## SET EXERCISE
For the listing below, give the count of lines containing the string "from" and nothing else.

═══

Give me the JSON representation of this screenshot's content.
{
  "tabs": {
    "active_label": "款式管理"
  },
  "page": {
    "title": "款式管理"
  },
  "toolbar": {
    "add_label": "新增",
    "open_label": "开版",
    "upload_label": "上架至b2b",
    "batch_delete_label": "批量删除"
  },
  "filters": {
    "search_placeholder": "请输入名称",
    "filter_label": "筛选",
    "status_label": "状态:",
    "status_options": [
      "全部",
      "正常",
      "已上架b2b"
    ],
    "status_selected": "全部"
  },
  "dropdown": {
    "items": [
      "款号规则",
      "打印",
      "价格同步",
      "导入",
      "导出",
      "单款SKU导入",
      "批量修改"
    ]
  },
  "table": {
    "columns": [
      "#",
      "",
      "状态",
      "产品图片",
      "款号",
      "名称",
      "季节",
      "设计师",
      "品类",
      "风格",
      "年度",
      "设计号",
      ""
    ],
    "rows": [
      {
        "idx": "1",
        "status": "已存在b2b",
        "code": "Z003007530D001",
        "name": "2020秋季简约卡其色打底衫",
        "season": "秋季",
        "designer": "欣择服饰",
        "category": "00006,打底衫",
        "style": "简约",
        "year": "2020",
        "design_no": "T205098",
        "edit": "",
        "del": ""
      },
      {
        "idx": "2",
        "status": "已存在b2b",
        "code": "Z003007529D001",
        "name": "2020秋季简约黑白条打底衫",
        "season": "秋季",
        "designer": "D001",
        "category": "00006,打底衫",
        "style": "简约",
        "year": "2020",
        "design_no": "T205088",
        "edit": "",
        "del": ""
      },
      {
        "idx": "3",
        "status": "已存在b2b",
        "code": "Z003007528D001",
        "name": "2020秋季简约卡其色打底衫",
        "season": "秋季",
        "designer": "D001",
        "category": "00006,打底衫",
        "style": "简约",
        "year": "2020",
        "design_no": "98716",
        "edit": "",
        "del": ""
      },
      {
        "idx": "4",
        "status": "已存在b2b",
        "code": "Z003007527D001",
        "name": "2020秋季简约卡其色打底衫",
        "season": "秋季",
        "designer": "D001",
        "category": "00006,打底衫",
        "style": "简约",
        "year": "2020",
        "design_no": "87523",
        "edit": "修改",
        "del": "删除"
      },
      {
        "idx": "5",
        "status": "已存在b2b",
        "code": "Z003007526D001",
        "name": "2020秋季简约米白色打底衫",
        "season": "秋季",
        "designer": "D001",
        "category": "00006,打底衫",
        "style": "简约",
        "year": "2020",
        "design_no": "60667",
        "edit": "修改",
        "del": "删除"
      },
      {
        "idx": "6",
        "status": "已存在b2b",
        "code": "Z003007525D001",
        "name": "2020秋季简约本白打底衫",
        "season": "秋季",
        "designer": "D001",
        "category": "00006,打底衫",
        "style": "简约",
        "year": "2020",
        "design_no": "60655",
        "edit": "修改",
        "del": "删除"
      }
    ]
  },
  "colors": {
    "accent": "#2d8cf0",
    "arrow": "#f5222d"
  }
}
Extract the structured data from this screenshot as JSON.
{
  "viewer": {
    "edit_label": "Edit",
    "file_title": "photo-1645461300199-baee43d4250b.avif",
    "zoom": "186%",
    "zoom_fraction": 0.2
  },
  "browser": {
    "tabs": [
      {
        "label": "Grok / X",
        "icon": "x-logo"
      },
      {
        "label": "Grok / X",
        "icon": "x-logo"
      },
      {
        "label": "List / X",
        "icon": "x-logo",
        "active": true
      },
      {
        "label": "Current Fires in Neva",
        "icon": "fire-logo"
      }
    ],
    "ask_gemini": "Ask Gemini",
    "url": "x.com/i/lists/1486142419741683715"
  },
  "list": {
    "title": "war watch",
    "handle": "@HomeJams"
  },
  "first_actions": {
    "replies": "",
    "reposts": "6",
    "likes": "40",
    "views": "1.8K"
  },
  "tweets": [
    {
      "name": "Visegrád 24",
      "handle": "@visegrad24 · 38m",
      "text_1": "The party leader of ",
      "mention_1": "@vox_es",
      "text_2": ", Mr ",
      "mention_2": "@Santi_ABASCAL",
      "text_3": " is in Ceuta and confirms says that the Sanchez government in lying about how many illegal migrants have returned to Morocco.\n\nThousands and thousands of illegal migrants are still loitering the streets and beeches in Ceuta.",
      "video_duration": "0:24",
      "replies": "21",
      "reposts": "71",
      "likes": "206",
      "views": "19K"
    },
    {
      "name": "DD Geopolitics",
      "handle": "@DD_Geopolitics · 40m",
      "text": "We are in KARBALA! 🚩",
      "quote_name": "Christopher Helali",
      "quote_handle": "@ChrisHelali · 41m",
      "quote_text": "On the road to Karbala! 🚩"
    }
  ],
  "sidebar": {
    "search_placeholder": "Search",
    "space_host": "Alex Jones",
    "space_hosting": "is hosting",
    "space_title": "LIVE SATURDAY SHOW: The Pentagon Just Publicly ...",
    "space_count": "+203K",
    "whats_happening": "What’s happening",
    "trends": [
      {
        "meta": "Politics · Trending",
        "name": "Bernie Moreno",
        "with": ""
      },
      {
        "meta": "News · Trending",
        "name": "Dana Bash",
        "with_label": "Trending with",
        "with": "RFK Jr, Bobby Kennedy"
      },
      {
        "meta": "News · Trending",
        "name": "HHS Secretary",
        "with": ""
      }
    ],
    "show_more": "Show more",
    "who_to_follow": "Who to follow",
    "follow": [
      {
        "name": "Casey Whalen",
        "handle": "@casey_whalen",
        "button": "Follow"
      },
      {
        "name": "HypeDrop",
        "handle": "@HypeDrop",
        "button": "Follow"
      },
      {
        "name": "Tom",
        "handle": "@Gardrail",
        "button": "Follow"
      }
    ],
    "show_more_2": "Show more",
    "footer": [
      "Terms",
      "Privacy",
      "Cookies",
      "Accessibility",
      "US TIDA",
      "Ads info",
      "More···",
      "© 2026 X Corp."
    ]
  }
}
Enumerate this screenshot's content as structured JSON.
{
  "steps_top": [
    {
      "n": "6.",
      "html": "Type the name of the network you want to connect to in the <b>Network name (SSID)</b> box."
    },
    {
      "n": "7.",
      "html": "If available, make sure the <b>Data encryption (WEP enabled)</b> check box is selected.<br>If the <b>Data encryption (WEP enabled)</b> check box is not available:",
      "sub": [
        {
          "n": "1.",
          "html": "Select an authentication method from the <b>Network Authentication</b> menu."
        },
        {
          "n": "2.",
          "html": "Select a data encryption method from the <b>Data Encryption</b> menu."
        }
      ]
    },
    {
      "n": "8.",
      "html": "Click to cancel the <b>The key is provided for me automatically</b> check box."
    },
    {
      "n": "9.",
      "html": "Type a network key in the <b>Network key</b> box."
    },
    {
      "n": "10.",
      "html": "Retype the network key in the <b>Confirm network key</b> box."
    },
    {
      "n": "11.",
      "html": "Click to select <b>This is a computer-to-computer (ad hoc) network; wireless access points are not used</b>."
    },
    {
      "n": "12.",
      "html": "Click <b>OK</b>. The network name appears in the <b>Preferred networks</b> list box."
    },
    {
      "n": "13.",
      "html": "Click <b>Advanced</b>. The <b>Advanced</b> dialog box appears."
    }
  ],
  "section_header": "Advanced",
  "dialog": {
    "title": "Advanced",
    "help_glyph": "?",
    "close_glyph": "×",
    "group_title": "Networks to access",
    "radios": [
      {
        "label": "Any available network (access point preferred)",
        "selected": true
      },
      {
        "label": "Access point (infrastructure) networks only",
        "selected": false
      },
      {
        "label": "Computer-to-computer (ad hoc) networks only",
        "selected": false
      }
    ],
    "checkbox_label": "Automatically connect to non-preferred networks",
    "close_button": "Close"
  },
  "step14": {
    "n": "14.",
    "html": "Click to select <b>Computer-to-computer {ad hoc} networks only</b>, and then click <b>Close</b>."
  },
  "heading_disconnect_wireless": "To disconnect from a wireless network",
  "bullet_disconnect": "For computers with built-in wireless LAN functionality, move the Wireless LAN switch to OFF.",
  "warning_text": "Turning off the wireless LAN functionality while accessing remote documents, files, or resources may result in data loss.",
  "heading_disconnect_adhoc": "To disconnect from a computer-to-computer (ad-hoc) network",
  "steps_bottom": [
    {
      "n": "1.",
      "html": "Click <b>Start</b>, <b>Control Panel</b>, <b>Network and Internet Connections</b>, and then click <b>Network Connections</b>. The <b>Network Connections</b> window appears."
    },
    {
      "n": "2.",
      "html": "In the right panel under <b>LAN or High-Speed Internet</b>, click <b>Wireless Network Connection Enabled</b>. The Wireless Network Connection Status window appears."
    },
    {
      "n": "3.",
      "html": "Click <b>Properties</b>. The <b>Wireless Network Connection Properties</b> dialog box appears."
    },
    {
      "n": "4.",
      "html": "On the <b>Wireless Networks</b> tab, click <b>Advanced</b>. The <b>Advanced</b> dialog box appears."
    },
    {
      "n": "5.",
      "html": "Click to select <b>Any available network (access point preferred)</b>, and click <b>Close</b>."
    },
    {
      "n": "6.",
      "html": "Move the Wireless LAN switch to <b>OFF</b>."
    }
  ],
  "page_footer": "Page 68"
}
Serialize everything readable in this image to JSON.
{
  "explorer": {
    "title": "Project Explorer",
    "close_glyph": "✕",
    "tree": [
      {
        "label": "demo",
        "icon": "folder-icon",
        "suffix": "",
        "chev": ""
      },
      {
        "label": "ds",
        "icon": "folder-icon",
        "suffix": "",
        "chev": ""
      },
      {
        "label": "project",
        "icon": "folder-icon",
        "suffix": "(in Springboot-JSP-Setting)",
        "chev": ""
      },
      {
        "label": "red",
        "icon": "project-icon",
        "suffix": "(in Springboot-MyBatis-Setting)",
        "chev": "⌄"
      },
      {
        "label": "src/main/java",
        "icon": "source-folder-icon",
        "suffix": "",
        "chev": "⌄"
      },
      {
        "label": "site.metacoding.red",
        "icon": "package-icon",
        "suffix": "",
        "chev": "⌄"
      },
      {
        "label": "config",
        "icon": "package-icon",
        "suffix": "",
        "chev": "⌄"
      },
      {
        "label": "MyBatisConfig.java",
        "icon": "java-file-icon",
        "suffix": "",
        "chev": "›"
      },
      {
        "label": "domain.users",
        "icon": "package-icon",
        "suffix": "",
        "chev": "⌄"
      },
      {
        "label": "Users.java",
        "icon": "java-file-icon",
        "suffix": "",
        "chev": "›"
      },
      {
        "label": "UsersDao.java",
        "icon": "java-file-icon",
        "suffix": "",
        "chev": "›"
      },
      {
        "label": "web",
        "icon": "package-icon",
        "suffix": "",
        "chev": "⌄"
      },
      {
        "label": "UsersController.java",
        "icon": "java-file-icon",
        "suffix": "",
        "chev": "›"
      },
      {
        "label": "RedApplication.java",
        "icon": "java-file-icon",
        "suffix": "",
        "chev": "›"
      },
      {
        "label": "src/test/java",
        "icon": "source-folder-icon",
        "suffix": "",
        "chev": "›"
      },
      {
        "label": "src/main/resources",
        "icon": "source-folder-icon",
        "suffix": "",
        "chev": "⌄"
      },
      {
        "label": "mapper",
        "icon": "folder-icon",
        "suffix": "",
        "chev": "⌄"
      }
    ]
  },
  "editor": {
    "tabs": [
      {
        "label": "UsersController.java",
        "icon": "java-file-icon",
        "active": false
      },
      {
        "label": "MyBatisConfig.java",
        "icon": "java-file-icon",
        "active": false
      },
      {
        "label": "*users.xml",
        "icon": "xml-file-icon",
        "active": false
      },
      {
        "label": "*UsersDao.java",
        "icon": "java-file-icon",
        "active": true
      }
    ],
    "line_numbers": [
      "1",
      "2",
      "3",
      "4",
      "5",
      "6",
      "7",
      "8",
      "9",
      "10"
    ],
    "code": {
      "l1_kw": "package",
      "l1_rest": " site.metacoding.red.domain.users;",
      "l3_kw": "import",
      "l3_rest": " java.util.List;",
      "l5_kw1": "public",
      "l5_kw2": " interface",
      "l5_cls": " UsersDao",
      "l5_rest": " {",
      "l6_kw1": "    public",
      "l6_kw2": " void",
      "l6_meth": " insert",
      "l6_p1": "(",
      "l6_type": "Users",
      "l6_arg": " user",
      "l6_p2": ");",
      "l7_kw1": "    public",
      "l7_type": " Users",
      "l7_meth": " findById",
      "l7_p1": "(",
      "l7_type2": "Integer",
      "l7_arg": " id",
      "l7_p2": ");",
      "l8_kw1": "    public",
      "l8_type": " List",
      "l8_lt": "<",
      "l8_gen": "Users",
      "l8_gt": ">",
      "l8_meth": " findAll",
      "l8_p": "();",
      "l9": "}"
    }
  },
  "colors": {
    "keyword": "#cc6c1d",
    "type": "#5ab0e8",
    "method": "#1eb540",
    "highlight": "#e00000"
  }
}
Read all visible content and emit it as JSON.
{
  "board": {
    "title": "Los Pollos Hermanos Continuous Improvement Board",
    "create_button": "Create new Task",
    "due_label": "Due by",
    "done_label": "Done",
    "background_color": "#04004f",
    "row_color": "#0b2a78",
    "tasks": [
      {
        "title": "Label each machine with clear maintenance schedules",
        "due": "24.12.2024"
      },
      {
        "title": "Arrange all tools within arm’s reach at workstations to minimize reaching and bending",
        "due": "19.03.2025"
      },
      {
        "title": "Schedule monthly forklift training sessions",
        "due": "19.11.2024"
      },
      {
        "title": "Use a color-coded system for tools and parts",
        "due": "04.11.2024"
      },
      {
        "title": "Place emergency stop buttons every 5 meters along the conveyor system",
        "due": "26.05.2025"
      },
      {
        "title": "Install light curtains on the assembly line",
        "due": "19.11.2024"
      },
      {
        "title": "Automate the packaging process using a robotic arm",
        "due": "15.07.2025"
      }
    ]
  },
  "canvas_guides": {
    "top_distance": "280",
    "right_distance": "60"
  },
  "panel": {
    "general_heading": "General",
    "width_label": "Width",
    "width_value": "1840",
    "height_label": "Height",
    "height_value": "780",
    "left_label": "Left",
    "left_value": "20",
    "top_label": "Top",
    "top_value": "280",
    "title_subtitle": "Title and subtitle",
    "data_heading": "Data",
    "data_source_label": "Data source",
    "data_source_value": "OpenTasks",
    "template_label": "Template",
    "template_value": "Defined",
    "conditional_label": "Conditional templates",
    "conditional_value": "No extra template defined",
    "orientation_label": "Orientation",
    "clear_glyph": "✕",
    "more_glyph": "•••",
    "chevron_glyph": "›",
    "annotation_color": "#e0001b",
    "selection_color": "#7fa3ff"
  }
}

═══

## EXERCISE RESPONSE
5